▶ [Dataset entries]
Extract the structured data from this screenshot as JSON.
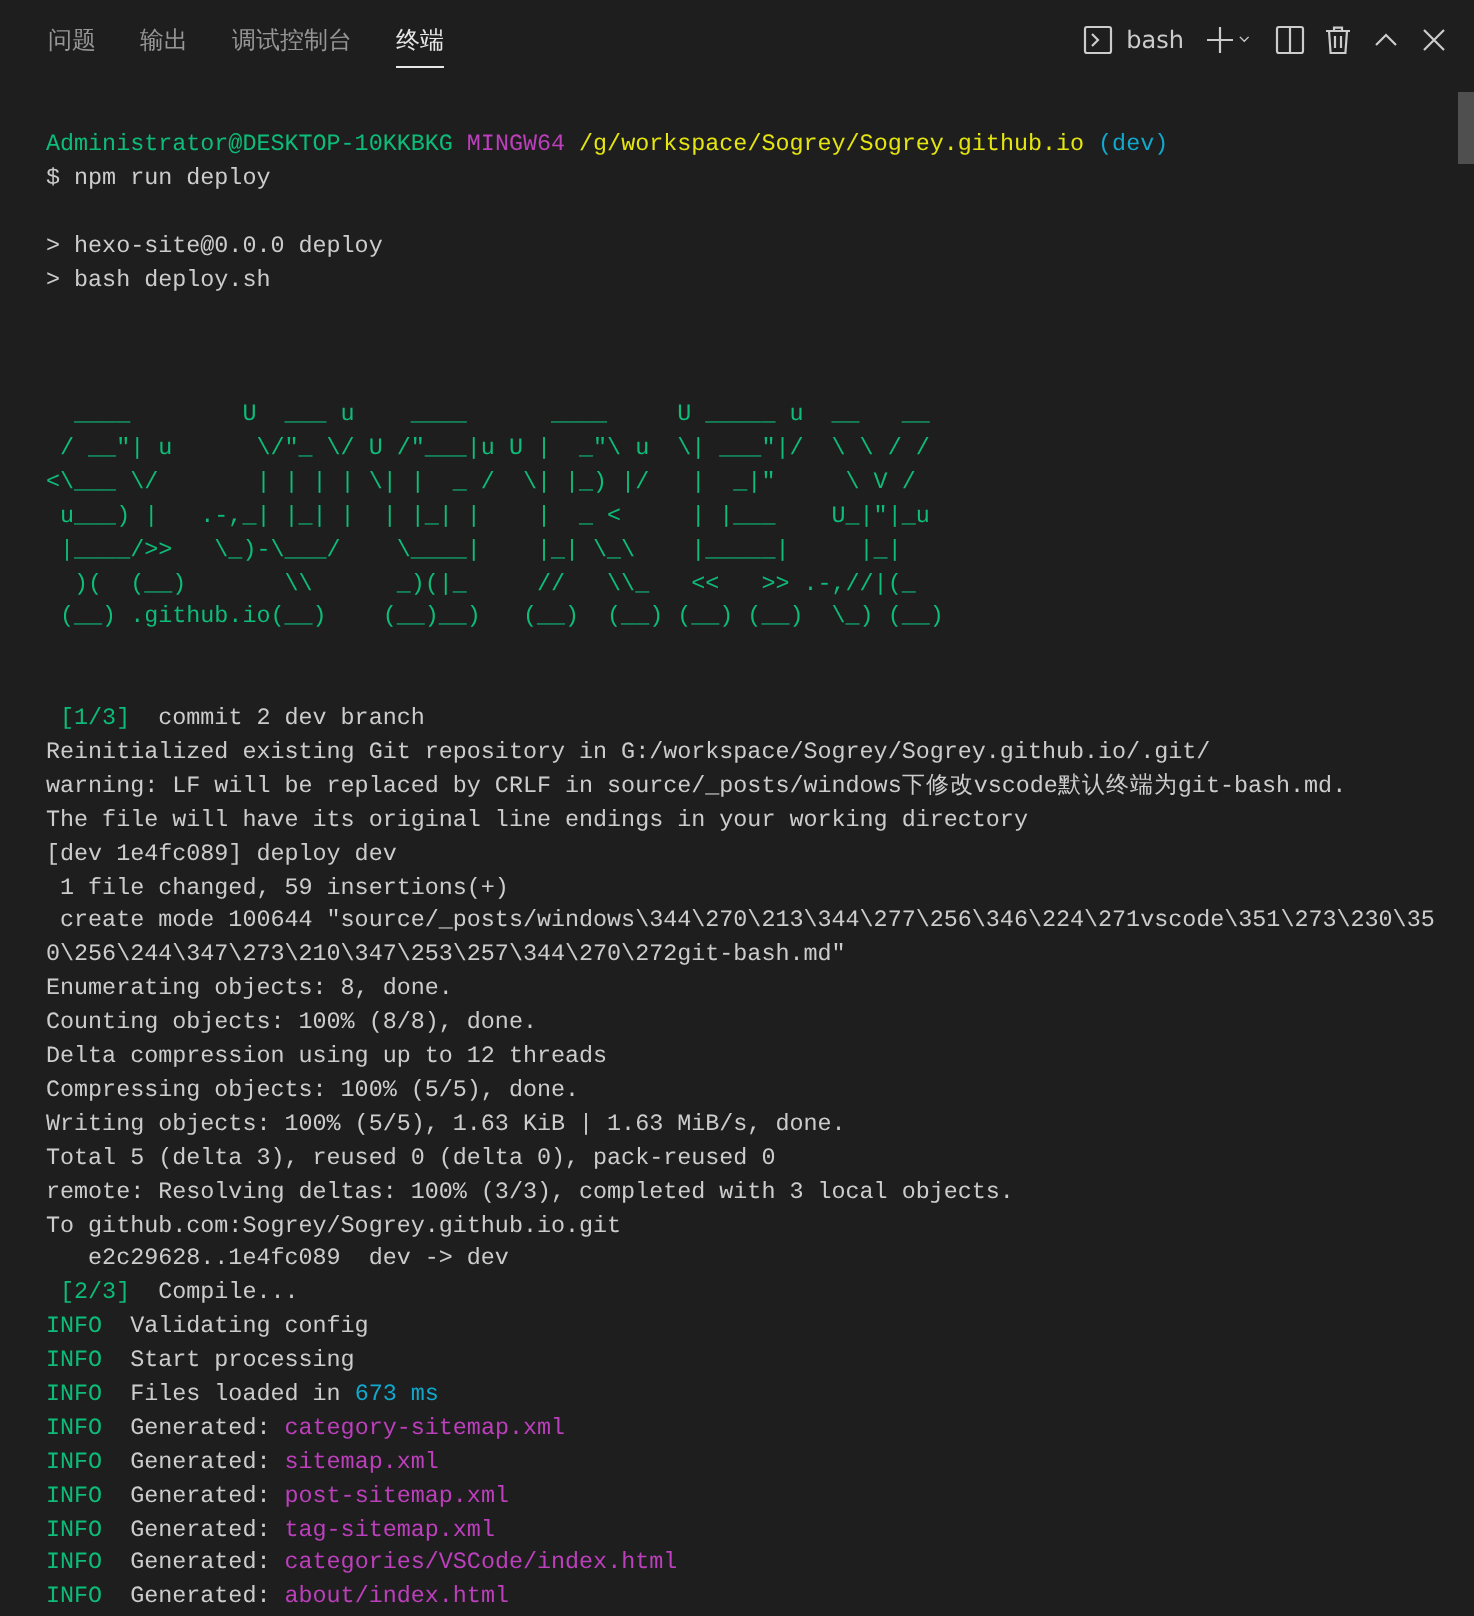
{
  "panel_tabs": [
    {
      "label": "问题",
      "selected": false
    },
    {
      "label": "输出",
      "selected": false
    },
    {
      "label": "调试控制台",
      "selected": false
    },
    {
      "label": "终端",
      "selected": true
    }
  ],
  "terminal_selector": {
    "label": "bash"
  },
  "terminal": {
    "lines": [
      {
        "kind": "text",
        "segments": [
          {
            "text": "Administrator@DESKTOP-10KKBKG ",
            "color": "#0dbc79"
          },
          {
            "text": "MINGW64 ",
            "color": "#bc3fbc"
          },
          {
            "text": "/g/workspace/Sogrey/Sogrey.github.io ",
            "color": "#e5e510"
          },
          {
            "text": "(dev)",
            "color": "#11a8cd"
          }
        ]
      },
      {
        "kind": "text",
        "segments": [
          {
            "text": "$ npm run deploy",
            "color": "#cccccc"
          }
        ]
      },
      {
        "kind": "blank"
      },
      {
        "kind": "text",
        "segments": [
          {
            "text": "> hexo-site@0.0.0 deploy",
            "color": "#cccccc"
          }
        ]
      },
      {
        "kind": "text",
        "segments": [
          {
            "text": "> bash deploy.sh",
            "color": "#cccccc"
          }
        ]
      },
      {
        "kind": "blank"
      },
      {
        "kind": "blank"
      },
      {
        "kind": "blank"
      },
      {
        "kind": "art",
        "segments": [
          {
            "text": "  ____        U  ___ u    ____      ____     U _____ u  __   __",
            "color": "#0dbc79"
          }
        ]
      },
      {
        "kind": "art",
        "segments": [
          {
            "text": " / __\"| u      \\/\"_ \\/ U /\"___|u U |  _\"\\ u  \\| ___\"|/  \\ \\ / /",
            "color": "#0dbc79"
          }
        ]
      },
      {
        "kind": "art",
        "segments": [
          {
            "text": "<\\___ \\/       | | | | \\| |  _ /  \\| |_) |/   |  _|\"     \\ V /",
            "color": "#0dbc79"
          }
        ]
      },
      {
        "kind": "art",
        "segments": [
          {
            "text": " u___) |   .-,_| |_| |  | |_| |    |  _ <     | |___    U_|\"|_u",
            "color": "#0dbc79"
          }
        ]
      },
      {
        "kind": "art",
        "segments": [
          {
            "text": " |____/>>   \\_)-\\___/    \\____|    |_| \\_\\    |_____|     |_|",
            "color": "#0dbc79"
          }
        ]
      },
      {
        "kind": "art",
        "segments": [
          {
            "text": "  )(  (__)       \\\\      _)(|_     //   \\\\_   <<   >> .-,//|(_",
            "color": "#0dbc79"
          }
        ]
      },
      {
        "kind": "art",
        "segments": [
          {
            "text": " (__) .github.io(__)    (__)__)   (__)  (__) (__) (__)  \\_) (__)",
            "color": "#0dbc79"
          }
        ]
      },
      {
        "kind": "blank"
      },
      {
        "kind": "blank"
      },
      {
        "kind": "text",
        "segments": [
          {
            "text": " [1/3]",
            "color": "#0dbc79"
          },
          {
            "text": "  commit 2 dev branch",
            "color": "#cccccc"
          }
        ]
      },
      {
        "kind": "text",
        "segments": [
          {
            "text": "Reinitialized existing Git repository in G:/workspace/Sogrey/Sogrey.github.io/.git/",
            "color": "#cccccc"
          }
        ]
      },
      {
        "kind": "text",
        "segments": [
          {
            "text": "warning: LF will be replaced by CRLF in source/_posts/windows下修改vscode默认终端为git-bash.md.",
            "color": "#cccccc"
          }
        ]
      },
      {
        "kind": "text",
        "segments": [
          {
            "text": "The file will have its original line endings in your working directory",
            "color": "#cccccc"
          }
        ]
      },
      {
        "kind": "text",
        "segments": [
          {
            "text": "[dev 1e4fc089] deploy dev",
            "color": "#cccccc"
          }
        ]
      },
      {
        "kind": "text",
        "segments": [
          {
            "text": " 1 file changed, 59 insertions(+)",
            "color": "#cccccc"
          }
        ]
      },
      {
        "kind": "text",
        "segments": [
          {
            "text": " create mode 100644 \"source/_posts/windows\\344\\270\\213\\344\\277\\256\\346\\224\\271vscode\\351\\273\\230\\35",
            "color": "#cccccc"
          }
        ]
      },
      {
        "kind": "text",
        "segments": [
          {
            "text": "0\\256\\244\\347\\273\\210\\347\\253\\257\\344\\270\\272git-bash.md\"",
            "color": "#cccccc"
          }
        ]
      },
      {
        "kind": "text",
        "segments": [
          {
            "text": "Enumerating objects: 8, done.",
            "color": "#cccccc"
          }
        ]
      },
      {
        "kind": "text",
        "segments": [
          {
            "text": "Counting objects: 100% (8/8), done.",
            "color": "#cccccc"
          }
        ]
      },
      {
        "kind": "text",
        "segments": [
          {
            "text": "Delta compression using up to 12 threads",
            "color": "#cccccc"
          }
        ]
      },
      {
        "kind": "text",
        "segments": [
          {
            "text": "Compressing objects: 100% (5/5), done.",
            "color": "#cccccc"
          }
        ]
      },
      {
        "kind": "text",
        "segments": [
          {
            "text": "Writing objects: 100% (5/5), 1.63 KiB | 1.63 MiB/s, done.",
            "color": "#cccccc"
          }
        ]
      },
      {
        "kind": "text",
        "segments": [
          {
            "text": "Total 5 (delta 3), reused 0 (delta 0), pack-reused 0",
            "color": "#cccccc"
          }
        ]
      },
      {
        "kind": "text",
        "segments": [
          {
            "text": "remote: Resolving deltas: 100% (3/3), completed with 3 local objects.",
            "color": "#cccccc"
          }
        ]
      },
      {
        "kind": "text",
        "segments": [
          {
            "text": "To github.com:Sogrey/Sogrey.github.io.git",
            "color": "#cccccc"
          }
        ]
      },
      {
        "kind": "text",
        "segments": [
          {
            "text": "   e2c29628..1e4fc089  dev -> dev",
            "color": "#cccccc"
          }
        ]
      },
      {
        "kind": "text",
        "segments": [
          {
            "text": " [2/3]",
            "color": "#0dbc79"
          },
          {
            "text": "  Compile...",
            "color": "#cccccc"
          }
        ]
      },
      {
        "kind": "text",
        "segments": [
          {
            "text": "INFO",
            "color": "#0dbc79"
          },
          {
            "text": "  Validating config",
            "color": "#cccccc"
          }
        ]
      },
      {
        "kind": "text",
        "segments": [
          {
            "text": "INFO",
            "color": "#0dbc79"
          },
          {
            "text": "  Start processing",
            "color": "#cccccc"
          }
        ]
      },
      {
        "kind": "text",
        "segments": [
          {
            "text": "INFO",
            "color": "#0dbc79"
          },
          {
            "text": "  Files loaded in ",
            "color": "#cccccc"
          },
          {
            "text": "673 ms",
            "color": "#11a8cd"
          }
        ]
      },
      {
        "kind": "text",
        "segments": [
          {
            "text": "INFO",
            "color": "#0dbc79"
          },
          {
            "text": "  Generated: ",
            "color": "#cccccc"
          },
          {
            "text": "category-sitemap.xml",
            "color": "#bc3fbc"
          }
        ]
      },
      {
        "kind": "text",
        "segments": [
          {
            "text": "INFO",
            "color": "#0dbc79"
          },
          {
            "text": "  Generated: ",
            "color": "#cccccc"
          },
          {
            "text": "sitemap.xml",
            "color": "#bc3fbc"
          }
        ]
      },
      {
        "kind": "text",
        "segments": [
          {
            "text": "INFO",
            "color": "#0dbc79"
          },
          {
            "text": "  Generated: ",
            "color": "#cccccc"
          },
          {
            "text": "post-sitemap.xml",
            "color": "#bc3fbc"
          }
        ]
      },
      {
        "kind": "text",
        "segments": [
          {
            "text": "INFO",
            "color": "#0dbc79"
          },
          {
            "text": "  Generated: ",
            "color": "#cccccc"
          },
          {
            "text": "tag-sitemap.xml",
            "color": "#bc3fbc"
          }
        ]
      },
      {
        "kind": "text",
        "segments": [
          {
            "text": "INFO",
            "color": "#0dbc79"
          },
          {
            "text": "  Generated: ",
            "color": "#cccccc"
          },
          {
            "text": "categories/VSCode/index.html",
            "color": "#bc3fbc"
          }
        ]
      },
      {
        "kind": "text",
        "segments": [
          {
            "text": "INFO",
            "color": "#0dbc79"
          },
          {
            "text": "  Generated: ",
            "color": "#cccccc"
          },
          {
            "text": "about/index.html",
            "color": "#bc3fbc"
          }
        ]
      }
    ]
  }
}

▶ [Instructions for the task] Filter the entries above down to the lines containing the word "github".

▶ [Solution to the problem]
            "text": "/g/workspace/Sogrey/Sogrey.github.io ",
            "text": " (__) .github.io(__)    (__)__)   (__)  (__) (__) (__)  \\_) (__)",
            "text": "Reinitialized existing Git repository in G:/workspace/Sogrey/Sogrey.github.io/.git/",
            "text": "To github.com:Sogrey/Sogrey.github.io.git",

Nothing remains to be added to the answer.